> **Dataset items**:
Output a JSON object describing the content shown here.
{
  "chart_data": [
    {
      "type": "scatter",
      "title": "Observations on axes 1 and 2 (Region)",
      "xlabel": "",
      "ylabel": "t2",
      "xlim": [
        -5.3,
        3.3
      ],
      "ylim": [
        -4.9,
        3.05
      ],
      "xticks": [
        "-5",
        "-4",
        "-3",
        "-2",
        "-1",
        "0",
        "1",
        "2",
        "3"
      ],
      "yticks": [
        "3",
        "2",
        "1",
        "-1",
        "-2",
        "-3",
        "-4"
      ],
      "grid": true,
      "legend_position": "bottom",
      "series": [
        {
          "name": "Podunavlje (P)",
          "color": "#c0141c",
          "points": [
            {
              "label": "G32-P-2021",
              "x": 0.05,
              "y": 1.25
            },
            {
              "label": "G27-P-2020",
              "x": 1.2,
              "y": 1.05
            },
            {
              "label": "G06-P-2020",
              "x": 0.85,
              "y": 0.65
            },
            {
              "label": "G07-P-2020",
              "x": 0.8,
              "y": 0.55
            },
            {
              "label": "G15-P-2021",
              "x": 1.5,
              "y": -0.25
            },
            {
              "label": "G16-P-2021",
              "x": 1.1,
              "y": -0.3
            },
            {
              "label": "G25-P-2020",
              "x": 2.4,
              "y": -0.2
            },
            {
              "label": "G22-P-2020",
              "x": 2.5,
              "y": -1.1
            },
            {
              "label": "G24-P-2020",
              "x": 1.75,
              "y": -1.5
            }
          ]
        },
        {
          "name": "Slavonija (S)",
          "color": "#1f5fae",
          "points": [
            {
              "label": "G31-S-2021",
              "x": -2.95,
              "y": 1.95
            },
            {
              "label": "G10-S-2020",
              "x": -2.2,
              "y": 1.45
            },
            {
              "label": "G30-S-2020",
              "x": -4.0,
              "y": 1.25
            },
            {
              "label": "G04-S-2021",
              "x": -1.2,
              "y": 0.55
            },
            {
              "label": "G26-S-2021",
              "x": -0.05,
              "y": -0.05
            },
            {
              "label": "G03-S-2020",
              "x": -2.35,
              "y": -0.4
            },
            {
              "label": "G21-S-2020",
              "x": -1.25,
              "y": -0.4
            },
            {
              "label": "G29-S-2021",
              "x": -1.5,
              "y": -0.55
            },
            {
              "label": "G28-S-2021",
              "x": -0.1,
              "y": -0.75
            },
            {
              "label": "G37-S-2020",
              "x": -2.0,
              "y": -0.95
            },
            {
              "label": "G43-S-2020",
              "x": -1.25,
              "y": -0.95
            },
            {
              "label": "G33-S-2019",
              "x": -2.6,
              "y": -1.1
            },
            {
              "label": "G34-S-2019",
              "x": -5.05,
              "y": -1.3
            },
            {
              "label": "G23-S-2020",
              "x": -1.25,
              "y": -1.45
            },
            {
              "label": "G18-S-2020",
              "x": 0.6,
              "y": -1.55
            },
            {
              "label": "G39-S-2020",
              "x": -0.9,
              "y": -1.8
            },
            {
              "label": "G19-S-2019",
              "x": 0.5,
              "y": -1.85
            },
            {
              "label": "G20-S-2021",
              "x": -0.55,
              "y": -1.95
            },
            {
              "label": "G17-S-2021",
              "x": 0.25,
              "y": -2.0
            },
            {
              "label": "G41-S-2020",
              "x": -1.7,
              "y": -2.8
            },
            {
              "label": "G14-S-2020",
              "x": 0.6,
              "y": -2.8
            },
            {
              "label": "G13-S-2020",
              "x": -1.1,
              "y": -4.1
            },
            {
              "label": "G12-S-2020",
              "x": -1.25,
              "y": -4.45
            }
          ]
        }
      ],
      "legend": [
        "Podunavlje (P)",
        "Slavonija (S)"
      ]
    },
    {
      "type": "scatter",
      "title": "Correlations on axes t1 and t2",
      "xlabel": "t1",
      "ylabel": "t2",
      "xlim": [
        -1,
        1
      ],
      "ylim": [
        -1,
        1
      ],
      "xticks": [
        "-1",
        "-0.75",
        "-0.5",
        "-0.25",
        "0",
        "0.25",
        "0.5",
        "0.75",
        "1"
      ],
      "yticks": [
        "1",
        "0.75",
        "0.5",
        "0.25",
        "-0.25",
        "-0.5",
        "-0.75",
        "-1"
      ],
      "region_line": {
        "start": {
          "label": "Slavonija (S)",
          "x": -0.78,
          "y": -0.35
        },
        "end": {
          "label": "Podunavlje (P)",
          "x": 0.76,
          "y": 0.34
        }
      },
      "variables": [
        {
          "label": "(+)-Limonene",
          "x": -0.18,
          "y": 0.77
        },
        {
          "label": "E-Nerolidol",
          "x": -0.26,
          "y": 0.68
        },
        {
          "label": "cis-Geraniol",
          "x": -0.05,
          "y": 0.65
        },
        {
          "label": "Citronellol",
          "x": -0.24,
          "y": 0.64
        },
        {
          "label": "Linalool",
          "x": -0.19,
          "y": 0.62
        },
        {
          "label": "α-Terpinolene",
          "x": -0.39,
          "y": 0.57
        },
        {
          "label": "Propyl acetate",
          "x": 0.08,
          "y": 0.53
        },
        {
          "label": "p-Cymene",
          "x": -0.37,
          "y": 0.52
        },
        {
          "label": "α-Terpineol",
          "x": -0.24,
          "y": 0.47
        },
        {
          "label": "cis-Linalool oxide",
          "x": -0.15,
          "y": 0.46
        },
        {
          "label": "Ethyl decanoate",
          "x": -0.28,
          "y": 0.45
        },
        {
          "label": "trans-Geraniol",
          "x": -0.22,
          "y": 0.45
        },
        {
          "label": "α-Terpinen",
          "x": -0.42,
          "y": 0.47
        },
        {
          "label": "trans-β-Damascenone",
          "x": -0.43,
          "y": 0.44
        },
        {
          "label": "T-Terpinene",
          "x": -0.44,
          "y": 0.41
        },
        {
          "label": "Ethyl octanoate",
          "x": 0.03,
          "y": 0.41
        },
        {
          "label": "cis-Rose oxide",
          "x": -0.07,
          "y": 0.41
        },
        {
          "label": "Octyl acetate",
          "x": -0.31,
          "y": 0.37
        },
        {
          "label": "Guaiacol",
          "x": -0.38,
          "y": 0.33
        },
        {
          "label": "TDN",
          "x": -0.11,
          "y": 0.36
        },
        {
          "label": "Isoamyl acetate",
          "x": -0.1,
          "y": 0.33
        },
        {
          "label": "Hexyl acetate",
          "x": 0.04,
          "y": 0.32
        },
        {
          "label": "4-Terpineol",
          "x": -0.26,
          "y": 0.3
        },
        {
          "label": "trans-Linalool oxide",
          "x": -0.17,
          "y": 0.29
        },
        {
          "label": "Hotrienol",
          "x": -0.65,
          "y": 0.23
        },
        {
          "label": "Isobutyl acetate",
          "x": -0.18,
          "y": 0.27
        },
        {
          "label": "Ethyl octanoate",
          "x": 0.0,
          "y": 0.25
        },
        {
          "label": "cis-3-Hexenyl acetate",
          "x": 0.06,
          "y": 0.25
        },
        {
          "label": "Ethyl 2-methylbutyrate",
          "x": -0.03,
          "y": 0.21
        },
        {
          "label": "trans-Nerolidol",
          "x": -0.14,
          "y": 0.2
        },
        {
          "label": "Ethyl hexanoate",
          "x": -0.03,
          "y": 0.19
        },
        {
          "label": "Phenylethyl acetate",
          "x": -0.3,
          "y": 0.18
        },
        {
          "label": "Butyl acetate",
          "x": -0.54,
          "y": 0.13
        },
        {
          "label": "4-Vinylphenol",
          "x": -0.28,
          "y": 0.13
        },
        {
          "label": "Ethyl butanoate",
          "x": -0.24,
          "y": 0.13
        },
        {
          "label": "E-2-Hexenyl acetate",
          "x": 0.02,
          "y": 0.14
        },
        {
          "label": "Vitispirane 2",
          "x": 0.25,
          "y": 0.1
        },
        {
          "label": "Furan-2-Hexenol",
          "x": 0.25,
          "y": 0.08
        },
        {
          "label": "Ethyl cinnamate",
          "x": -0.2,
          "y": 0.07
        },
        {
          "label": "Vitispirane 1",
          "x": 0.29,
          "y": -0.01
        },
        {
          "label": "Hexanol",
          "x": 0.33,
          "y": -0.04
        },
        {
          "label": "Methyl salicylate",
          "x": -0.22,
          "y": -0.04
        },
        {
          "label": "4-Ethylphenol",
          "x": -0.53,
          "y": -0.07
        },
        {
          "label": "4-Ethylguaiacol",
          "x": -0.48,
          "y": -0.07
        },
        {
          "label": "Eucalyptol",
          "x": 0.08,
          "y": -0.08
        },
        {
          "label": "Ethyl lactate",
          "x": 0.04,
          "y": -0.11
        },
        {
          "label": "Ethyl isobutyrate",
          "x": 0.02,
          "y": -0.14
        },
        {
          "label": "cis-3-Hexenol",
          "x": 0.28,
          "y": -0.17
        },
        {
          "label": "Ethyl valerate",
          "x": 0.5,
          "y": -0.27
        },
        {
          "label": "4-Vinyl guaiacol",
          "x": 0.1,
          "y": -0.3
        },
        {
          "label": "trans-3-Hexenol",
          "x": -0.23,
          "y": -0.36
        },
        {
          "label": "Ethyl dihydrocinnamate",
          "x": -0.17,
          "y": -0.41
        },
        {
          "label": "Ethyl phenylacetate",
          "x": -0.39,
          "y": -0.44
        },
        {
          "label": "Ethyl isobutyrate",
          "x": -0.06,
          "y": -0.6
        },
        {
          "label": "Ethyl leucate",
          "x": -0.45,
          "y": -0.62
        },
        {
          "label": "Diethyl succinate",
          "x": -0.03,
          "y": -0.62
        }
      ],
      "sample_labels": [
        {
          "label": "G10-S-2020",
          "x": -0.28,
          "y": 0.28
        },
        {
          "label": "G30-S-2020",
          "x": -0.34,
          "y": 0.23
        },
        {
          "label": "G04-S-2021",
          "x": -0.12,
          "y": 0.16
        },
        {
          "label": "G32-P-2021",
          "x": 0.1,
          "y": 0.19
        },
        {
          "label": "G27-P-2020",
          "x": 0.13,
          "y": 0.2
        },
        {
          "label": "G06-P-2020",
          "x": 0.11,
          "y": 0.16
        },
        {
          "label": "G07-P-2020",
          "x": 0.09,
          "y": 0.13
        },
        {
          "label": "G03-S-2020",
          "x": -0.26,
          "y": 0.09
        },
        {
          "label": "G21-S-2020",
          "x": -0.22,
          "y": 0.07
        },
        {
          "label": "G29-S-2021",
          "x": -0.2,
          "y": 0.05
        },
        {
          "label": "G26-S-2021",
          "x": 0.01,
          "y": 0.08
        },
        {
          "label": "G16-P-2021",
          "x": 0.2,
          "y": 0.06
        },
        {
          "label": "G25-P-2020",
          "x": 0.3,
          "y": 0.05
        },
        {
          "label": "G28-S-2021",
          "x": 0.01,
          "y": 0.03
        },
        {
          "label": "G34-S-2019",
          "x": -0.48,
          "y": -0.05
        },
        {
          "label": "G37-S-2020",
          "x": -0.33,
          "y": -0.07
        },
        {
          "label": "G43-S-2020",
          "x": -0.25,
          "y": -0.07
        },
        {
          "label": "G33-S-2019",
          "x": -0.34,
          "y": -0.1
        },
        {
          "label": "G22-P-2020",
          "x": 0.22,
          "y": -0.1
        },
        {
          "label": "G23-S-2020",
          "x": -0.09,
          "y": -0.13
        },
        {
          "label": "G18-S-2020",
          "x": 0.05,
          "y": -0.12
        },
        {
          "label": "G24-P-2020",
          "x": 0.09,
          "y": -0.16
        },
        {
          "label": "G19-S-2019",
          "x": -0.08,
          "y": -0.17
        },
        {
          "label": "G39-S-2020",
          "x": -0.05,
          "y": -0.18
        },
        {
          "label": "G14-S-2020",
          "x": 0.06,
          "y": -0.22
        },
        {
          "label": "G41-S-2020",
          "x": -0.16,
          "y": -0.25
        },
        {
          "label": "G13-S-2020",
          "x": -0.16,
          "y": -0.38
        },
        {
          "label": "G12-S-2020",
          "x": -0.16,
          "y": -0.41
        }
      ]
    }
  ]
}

> **DIRECTIVE**: Which lines hold the string "Geraniol"? List them all.

> **EXERCISE RESPONSE**:
          "label": "cis-Geraniol",
          "label": "trans-Geraniol",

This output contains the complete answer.